### Entries
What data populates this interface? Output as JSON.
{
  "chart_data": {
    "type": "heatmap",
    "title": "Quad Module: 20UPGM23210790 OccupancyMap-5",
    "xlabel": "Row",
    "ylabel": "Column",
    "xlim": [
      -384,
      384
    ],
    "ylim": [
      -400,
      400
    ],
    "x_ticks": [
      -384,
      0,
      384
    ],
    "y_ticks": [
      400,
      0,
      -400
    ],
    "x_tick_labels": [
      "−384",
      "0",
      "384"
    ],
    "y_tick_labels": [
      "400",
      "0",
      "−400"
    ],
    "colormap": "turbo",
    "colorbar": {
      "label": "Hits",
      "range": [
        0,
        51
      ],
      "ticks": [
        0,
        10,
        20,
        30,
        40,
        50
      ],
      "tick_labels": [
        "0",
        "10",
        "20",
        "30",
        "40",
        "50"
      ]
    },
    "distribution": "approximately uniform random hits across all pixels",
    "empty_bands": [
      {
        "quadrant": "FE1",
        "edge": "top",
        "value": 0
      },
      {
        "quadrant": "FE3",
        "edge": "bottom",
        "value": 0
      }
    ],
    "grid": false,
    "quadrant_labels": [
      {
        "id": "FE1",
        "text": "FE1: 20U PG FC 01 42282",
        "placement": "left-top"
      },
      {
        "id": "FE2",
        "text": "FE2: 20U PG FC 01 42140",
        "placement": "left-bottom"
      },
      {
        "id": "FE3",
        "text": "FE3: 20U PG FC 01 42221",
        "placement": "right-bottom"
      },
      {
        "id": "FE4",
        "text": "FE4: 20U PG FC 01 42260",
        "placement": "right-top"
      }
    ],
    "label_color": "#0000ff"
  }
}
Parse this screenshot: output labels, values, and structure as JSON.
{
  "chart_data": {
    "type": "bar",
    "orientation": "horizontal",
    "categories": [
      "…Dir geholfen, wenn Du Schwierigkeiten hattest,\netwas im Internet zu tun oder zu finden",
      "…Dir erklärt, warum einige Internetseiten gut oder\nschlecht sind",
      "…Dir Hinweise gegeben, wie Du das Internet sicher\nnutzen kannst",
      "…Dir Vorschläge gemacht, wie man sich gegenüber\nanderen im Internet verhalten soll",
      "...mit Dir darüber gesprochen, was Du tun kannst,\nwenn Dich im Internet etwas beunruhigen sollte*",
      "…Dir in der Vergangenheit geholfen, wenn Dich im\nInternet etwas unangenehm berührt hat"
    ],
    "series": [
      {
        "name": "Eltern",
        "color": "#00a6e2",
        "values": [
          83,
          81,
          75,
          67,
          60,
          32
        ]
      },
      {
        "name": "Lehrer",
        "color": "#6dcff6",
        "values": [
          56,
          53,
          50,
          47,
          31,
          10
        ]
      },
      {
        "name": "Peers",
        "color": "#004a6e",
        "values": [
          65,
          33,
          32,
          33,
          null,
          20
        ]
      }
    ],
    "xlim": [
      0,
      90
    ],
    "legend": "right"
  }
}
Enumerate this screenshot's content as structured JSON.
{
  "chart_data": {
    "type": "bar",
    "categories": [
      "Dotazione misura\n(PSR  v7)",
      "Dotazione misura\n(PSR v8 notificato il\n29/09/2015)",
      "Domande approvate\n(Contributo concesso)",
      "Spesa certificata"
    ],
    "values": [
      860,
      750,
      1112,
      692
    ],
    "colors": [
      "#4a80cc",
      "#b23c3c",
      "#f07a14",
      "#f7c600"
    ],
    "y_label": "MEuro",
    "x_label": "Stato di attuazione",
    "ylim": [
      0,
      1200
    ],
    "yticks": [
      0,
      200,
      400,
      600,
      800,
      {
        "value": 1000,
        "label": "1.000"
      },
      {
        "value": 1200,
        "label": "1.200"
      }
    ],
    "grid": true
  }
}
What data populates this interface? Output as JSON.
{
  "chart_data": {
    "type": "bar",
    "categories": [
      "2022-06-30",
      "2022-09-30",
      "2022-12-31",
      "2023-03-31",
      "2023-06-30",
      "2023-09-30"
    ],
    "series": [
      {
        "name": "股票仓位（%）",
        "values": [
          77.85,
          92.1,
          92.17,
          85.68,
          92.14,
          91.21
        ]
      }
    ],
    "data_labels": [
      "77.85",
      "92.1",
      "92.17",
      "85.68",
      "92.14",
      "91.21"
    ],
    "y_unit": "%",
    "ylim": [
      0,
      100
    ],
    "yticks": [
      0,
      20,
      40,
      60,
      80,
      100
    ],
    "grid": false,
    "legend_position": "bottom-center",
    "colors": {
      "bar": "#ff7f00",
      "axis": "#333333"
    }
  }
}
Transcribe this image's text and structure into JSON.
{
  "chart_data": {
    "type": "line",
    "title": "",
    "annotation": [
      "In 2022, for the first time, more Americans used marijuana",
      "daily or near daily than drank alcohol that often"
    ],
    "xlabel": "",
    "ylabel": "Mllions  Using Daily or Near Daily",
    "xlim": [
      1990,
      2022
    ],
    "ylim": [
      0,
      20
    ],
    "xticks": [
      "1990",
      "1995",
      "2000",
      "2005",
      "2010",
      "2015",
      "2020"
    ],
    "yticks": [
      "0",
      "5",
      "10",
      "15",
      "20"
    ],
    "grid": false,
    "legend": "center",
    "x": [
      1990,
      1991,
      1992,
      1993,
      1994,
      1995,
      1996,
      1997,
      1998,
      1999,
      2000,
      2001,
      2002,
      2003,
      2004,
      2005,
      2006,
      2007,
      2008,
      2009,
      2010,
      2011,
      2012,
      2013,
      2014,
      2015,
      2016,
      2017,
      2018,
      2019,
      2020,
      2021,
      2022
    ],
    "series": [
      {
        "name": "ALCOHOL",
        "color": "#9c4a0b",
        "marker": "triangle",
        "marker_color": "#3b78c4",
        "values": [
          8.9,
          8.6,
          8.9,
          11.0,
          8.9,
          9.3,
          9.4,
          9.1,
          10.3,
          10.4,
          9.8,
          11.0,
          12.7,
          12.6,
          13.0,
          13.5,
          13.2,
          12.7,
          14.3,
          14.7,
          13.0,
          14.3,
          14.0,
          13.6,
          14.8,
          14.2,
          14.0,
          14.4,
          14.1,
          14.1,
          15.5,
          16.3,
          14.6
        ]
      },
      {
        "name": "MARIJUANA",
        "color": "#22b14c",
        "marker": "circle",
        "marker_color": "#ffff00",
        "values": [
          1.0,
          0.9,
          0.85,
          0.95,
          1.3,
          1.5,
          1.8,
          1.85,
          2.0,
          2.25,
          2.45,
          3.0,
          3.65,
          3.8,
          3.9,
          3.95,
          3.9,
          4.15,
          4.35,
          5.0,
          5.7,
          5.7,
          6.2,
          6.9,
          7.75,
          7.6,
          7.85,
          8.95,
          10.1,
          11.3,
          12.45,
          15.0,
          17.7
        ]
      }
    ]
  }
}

### Aim of the exercise
Report every line in the data above in which the word "geholfen" appears.

### Answer
      "…Dir geholfen, wenn Du Schwierigkeiten hattest,\netwas im Internet zu tun oder zu finden",
      "…Dir in der Vergangenheit geholfen, wenn Dich im\nInternet etwas unangenehm berührt hat"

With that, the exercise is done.